»»

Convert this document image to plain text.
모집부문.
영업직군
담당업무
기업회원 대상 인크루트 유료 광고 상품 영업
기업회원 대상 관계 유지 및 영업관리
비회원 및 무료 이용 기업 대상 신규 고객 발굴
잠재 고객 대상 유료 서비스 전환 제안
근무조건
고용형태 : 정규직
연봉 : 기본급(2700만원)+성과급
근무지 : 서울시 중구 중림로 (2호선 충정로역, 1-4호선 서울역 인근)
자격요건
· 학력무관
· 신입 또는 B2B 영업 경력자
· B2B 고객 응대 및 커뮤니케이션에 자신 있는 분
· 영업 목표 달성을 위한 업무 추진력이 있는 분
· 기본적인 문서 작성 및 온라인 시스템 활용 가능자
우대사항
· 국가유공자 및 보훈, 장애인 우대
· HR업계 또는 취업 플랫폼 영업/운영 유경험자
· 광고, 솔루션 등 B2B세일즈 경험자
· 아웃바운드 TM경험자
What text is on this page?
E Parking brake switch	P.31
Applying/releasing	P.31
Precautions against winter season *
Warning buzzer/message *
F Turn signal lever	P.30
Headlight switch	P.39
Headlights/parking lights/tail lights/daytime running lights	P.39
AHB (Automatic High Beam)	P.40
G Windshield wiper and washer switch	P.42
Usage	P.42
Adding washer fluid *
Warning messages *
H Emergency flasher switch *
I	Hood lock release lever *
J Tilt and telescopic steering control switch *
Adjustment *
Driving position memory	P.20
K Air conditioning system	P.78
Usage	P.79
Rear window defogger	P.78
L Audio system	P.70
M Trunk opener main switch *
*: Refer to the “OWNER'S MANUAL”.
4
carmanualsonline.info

««

Return each line of the records above exactly as it reads.

Convert this document image to plain text.
모집부문.
영업직군
담당업무
기업회원 대상 인크루트 유료 광고 상품 영업
기업회원 대상 관계 유지 및 영업관리
비회원 및 무료 이용 기업 대상 신규 고객 발굴
잠재 고객 대상 유료 서비스 전환 제안
근무조건
고용형태 : 정규직
연봉 : 기본급(2700만원)+성과급
근무지 : 서울시 중구 중림로 (2호선 충정로역, 1-4호선 서울역 인근)
자격요건
· 학력무관
· 신입 또는 B2B 영업 경력자
· B2B 고객 응대 및 커뮤니케이션에 자신 있는 분
· 영업 목표 달성을 위한 업무 추진력이 있는 분
· 기본적인 문서 작성 및 온라인 시스템 활용 가능자
우대사항
· 국가유공자 및 보훈, 장애인 우대
· HR업계 또는 취업 플랫폼 영업/운영 유경험자
· 광고, 솔루션 등 B2B세일즈 경험자
· 아웃바운드 TM경험자
What text is on this page?
E Parking brake switch	P.31
Applying/releasing	P.31
Precautions against winter season *
Warning buzzer/message *
F Turn signal lever	P.30
Headlight switch	P.39
Headlights/parking lights/tail lights/daytime running lights	P.39
AHB (Automatic High Beam)	P.40
G Windshield wiper and washer switch	P.42
Usage	P.42
Adding washer fluid *
Warning messages *
H Emergency flasher switch *
I	Hood lock release lever *
J Tilt and telescopic steering control switch *
Adjustment *
Driving position memory	P.20
K Air conditioning system	P.78
Usage	P.79
Rear window defogger	P.78
L Audio system	P.70
M Trunk opener main switch *
*: Refer to the “OWNER'S MANUAL”.
4
carmanualsonline.info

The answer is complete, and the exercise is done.